__Work to complete__: Filter for the word "dizi" and keep each matching line.
____ Data extract
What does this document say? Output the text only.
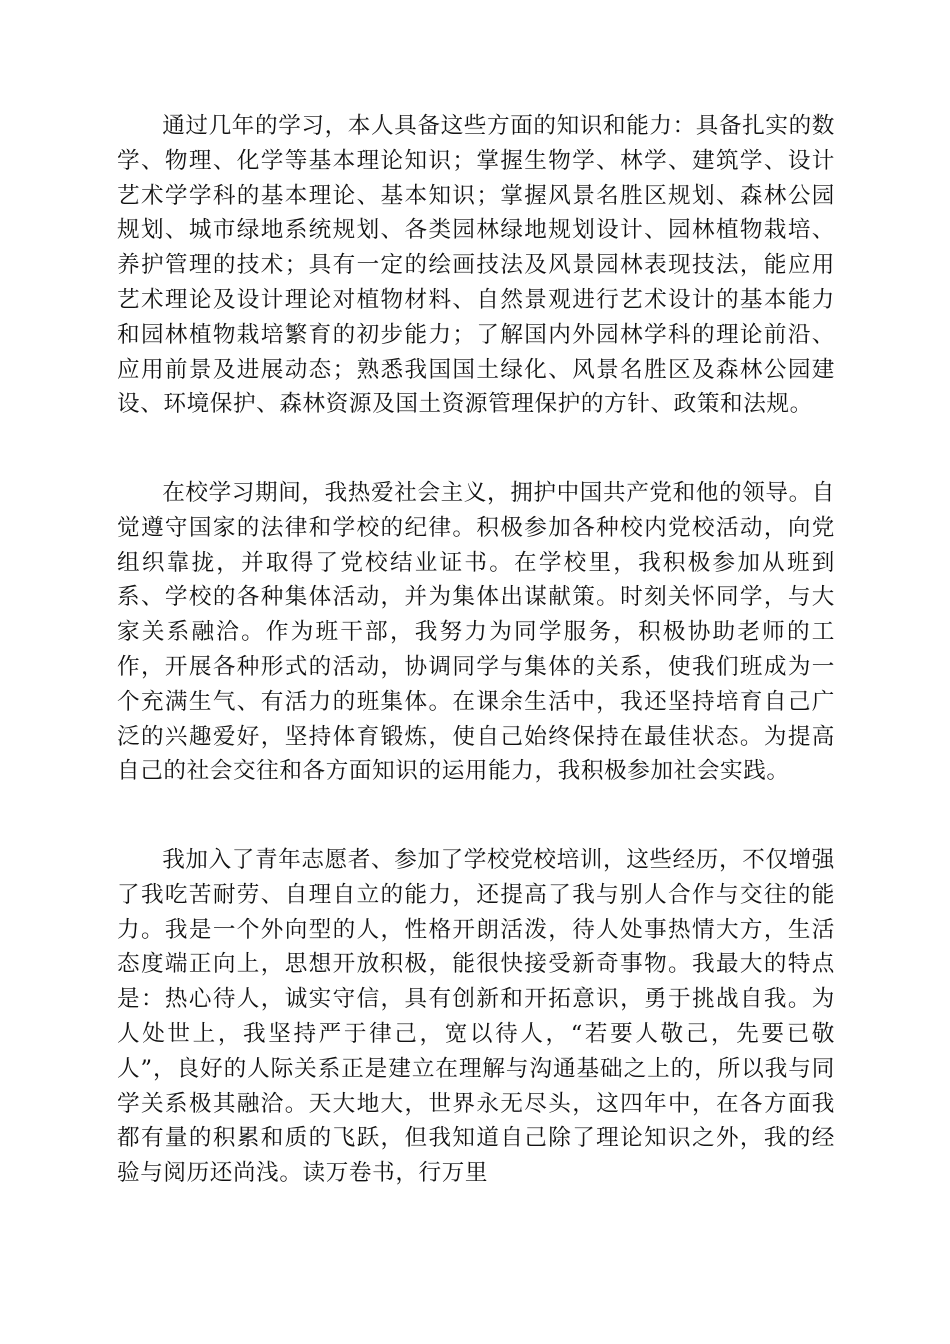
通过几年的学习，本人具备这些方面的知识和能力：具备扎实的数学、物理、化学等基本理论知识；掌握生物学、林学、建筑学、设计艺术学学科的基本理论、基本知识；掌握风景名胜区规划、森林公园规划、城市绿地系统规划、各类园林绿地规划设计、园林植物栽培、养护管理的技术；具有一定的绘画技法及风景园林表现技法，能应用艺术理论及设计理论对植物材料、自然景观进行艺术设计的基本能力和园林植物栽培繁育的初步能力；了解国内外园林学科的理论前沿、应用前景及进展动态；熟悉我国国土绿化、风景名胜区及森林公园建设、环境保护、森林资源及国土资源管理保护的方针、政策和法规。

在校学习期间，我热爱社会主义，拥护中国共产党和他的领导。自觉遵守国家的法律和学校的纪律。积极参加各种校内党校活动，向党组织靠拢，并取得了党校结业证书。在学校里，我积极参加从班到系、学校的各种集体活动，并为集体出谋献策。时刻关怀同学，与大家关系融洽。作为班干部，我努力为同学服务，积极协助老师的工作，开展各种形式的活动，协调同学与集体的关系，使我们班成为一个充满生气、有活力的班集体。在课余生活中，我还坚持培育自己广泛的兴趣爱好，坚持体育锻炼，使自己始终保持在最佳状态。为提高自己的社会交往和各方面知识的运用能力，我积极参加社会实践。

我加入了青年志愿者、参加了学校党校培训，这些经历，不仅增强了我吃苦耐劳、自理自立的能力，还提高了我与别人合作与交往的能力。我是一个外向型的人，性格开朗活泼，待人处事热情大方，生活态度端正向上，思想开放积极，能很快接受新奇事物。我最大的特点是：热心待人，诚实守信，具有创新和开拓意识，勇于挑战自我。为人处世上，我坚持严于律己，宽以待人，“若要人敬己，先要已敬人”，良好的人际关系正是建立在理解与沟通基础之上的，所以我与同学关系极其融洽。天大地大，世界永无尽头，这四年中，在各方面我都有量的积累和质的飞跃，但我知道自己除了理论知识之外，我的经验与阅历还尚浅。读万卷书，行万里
________
____ Data extract
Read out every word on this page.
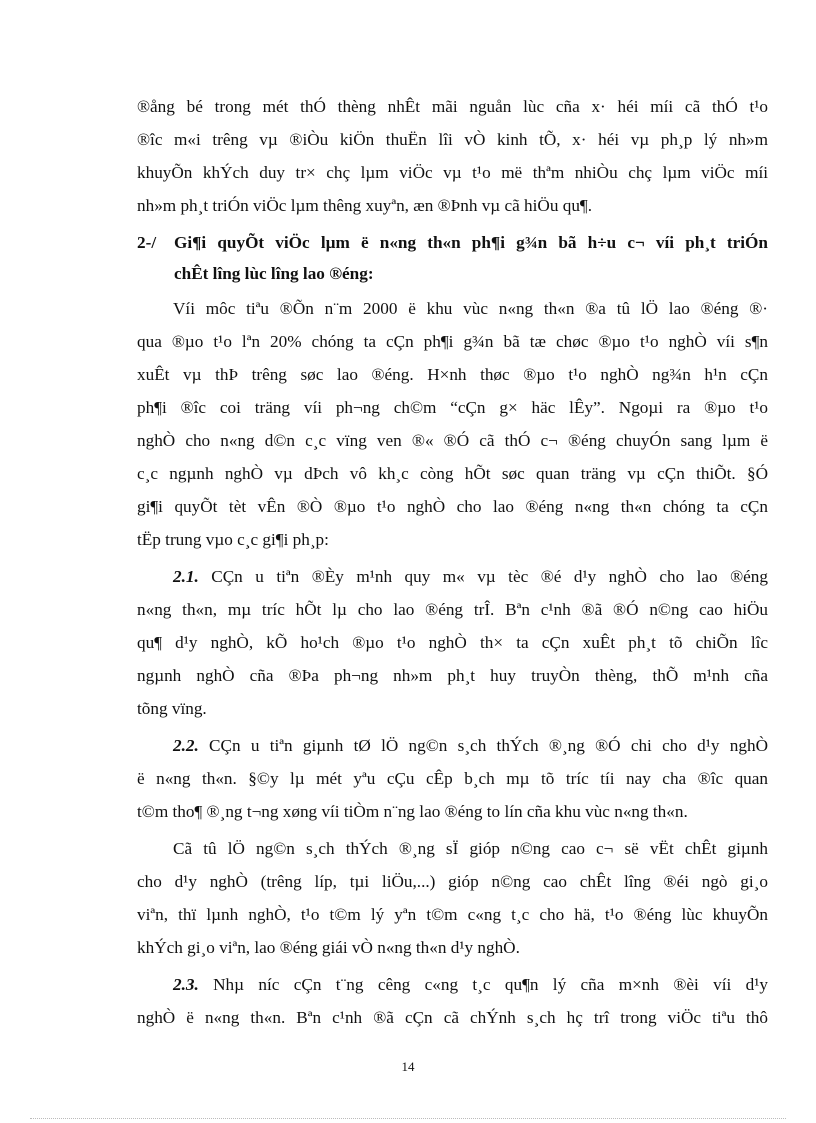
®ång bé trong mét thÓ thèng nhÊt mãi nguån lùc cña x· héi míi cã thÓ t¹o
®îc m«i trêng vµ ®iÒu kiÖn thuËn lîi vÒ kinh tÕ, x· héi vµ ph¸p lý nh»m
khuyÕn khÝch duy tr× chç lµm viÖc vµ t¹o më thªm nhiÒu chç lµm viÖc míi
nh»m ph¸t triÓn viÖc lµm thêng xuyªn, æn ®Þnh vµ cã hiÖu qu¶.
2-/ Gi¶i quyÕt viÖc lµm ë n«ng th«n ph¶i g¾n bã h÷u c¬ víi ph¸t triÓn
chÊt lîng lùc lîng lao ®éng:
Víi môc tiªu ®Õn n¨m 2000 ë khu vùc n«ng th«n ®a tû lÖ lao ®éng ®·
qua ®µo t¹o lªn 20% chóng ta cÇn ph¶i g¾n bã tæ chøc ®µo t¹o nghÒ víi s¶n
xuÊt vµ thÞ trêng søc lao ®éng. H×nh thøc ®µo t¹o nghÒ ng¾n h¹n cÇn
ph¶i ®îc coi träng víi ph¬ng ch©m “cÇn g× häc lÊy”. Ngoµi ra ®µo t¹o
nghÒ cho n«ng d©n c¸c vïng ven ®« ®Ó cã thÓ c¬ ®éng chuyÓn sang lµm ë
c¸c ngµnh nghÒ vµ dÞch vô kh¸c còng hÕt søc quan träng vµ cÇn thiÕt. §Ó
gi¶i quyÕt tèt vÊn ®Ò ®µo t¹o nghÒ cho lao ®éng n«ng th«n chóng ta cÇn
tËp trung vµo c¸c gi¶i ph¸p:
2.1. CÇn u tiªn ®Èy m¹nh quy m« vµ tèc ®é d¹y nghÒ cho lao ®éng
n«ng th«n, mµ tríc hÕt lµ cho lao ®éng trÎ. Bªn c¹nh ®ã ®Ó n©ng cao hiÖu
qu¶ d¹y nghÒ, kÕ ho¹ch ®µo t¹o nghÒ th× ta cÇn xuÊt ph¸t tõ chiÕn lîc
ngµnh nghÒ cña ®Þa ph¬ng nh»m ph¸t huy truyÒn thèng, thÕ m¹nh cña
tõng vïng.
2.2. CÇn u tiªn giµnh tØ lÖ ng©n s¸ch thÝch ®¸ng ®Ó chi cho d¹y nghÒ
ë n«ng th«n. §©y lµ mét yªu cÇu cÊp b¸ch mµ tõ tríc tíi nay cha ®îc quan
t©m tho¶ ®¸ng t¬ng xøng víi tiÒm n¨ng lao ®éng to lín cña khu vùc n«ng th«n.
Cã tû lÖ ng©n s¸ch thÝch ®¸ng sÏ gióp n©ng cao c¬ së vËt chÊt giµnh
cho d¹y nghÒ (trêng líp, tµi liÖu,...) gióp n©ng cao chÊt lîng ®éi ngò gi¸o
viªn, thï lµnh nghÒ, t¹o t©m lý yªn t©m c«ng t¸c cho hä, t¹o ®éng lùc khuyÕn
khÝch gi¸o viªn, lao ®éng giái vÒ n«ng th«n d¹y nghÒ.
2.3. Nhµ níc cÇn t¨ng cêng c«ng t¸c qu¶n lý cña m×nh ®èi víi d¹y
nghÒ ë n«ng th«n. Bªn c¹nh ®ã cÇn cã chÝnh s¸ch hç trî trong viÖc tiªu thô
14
________
____ Data extract
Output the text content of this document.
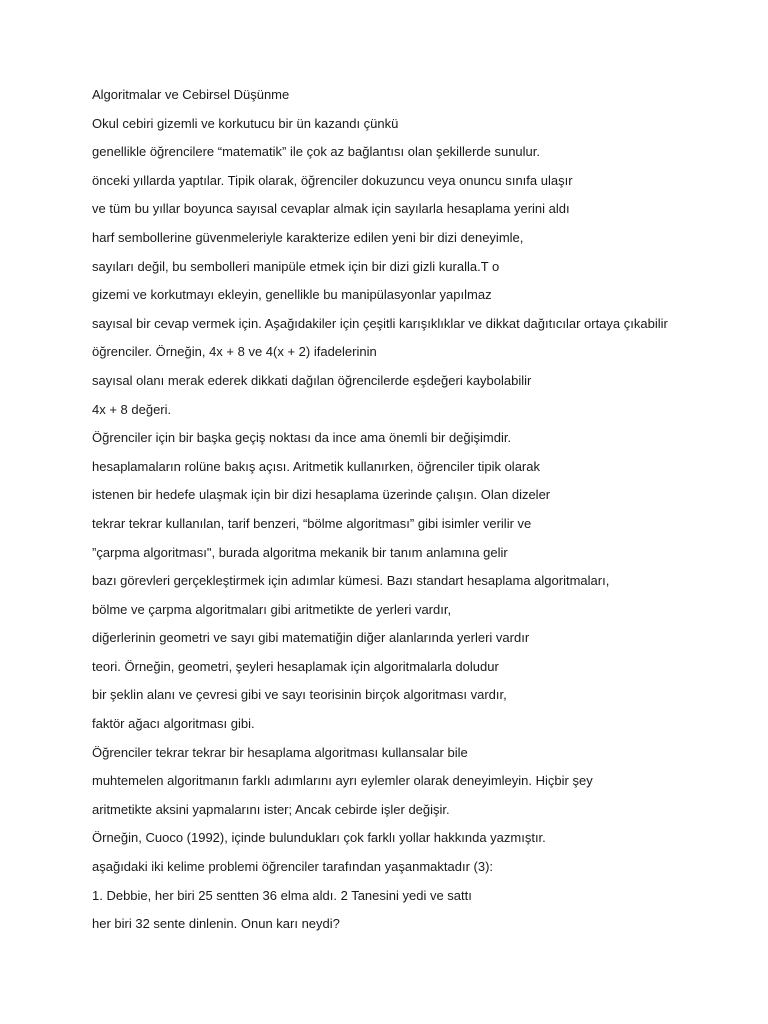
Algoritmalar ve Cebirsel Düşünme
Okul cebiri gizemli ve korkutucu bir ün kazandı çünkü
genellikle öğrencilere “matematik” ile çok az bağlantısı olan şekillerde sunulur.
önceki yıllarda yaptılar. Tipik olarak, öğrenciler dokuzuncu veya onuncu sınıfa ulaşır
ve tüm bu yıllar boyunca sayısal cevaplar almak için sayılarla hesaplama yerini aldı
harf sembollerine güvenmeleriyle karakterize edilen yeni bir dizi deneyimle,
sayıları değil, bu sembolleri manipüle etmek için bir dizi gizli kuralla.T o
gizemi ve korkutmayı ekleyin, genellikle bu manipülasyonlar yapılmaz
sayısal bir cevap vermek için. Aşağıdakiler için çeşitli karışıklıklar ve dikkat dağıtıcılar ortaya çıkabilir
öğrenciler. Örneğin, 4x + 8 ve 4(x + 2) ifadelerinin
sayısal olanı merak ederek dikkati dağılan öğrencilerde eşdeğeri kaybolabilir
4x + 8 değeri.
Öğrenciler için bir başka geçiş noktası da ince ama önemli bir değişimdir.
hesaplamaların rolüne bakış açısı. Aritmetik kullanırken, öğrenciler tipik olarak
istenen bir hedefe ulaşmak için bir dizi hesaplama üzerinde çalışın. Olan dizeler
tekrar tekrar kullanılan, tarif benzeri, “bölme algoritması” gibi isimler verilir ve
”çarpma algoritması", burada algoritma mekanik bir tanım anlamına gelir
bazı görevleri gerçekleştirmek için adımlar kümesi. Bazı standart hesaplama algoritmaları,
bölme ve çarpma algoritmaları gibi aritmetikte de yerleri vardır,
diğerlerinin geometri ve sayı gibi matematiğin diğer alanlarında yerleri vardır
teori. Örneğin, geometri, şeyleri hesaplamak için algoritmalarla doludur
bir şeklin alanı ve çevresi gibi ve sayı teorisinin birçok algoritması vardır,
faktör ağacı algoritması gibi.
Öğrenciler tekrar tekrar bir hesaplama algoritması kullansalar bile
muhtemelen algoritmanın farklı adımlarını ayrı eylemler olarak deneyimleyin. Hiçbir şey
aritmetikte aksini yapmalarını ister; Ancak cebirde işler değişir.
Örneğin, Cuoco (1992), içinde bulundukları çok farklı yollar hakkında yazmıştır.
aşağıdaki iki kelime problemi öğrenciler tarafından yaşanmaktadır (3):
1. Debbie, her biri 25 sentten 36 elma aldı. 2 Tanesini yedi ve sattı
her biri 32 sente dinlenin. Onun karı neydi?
________
__Problem solution__:
harf sembollerine güvenmeleriyle karakterize edilen yeni bir dizi deneyimle,
sayıları değil, bu sembolleri manipüle etmek için bir dizi gizli kuralla.T o
istenen bir hedefe ulaşmak için bir dizi hesaplama üzerinde çalışın. Olan dizeler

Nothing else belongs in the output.